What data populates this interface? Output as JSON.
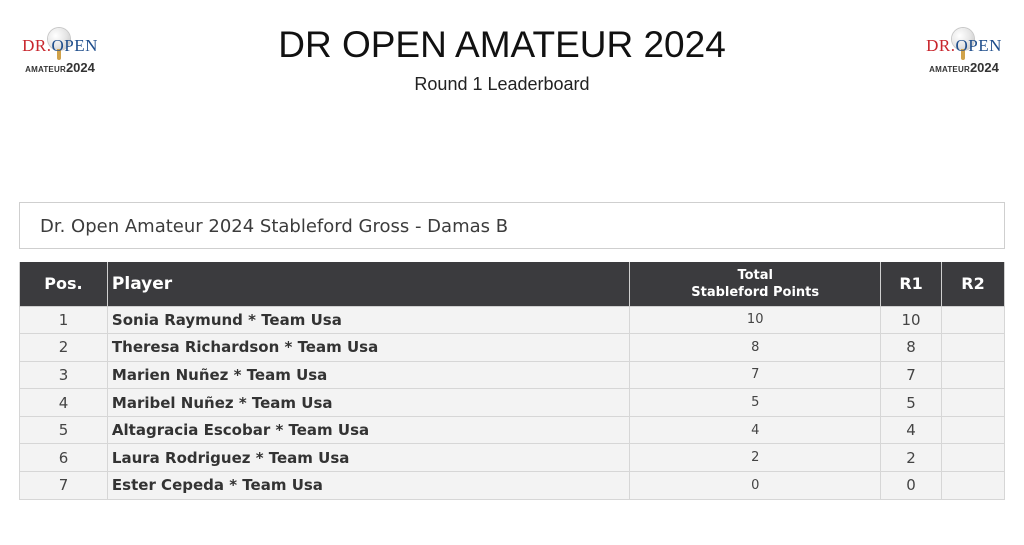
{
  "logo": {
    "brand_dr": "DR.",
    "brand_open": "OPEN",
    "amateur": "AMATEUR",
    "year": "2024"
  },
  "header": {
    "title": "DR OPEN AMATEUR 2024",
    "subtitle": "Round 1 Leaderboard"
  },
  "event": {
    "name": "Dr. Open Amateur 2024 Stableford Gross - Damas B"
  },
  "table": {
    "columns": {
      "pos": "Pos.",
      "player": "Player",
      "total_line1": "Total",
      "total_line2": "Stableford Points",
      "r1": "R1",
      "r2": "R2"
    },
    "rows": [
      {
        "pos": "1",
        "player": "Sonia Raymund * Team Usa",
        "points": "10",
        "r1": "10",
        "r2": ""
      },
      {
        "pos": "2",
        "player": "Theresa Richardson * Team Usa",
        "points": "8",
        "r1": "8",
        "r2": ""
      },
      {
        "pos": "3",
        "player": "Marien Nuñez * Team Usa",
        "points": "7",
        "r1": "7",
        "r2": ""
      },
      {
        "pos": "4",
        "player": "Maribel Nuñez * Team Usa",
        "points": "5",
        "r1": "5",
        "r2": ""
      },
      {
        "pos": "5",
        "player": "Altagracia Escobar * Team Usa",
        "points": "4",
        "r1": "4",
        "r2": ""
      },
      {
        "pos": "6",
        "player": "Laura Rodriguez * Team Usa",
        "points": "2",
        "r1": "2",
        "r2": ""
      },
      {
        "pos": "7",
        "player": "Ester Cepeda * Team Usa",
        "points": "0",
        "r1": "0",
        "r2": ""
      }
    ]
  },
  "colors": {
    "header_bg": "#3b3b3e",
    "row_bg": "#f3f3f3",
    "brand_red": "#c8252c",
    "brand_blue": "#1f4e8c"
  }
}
# # # #
__Your goal__:
Using the material above, work out how many lines contain the string "Stableford". Give that number alone.

__Answer to the task__:
2